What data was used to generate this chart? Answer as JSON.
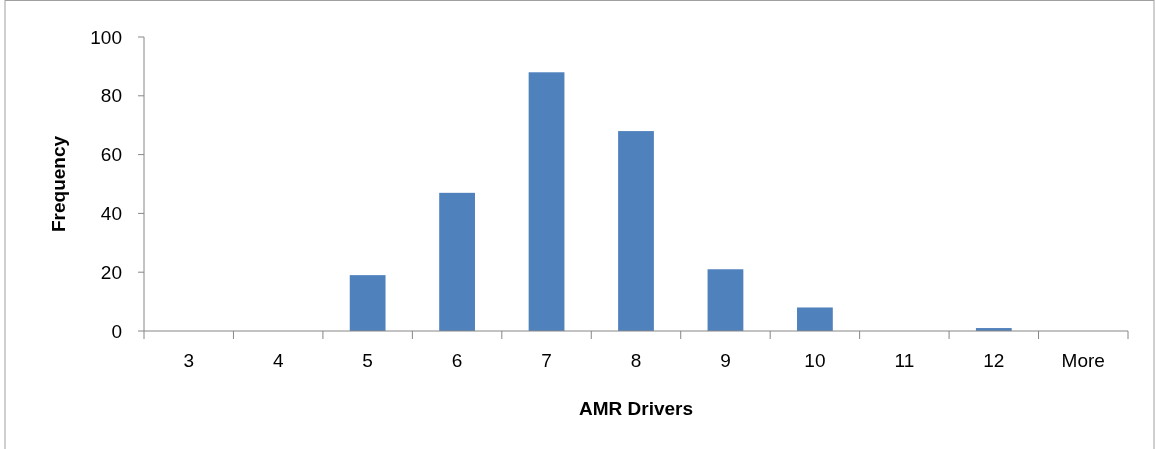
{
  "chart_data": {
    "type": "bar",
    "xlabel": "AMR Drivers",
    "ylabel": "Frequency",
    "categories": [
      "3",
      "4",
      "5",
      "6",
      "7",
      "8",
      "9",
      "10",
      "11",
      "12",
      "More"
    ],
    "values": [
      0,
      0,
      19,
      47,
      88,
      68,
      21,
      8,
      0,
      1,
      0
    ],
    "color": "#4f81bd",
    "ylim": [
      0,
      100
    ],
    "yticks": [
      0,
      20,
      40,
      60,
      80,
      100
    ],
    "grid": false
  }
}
· · · ·
Set problem: Reproduce each line exactly, please, except for any pictures.

Solved problem:
What data was used to generate this chart? Answer as JSON.
{
  "chart_data": {
    "type": "bar",
    "xlabel": "AMR Drivers",
    "ylabel": "Frequency",
    "categories": [
      "3",
      "4",
      "5",
      "6",
      "7",
      "8",
      "9",
      "10",
      "11",
      "12",
      "More"
    ],
    "values": [
      0,
      0,
      19,
      47,
      88,
      68,
      21,
      8,
      0,
      1,
      0
    ],
    "color": "#4f81bd",
    "ylim": [
      0,
      100
    ],
    "yticks": [
      0,
      20,
      40,
      60,
      80,
      100
    ],
    "grid": false
  }
}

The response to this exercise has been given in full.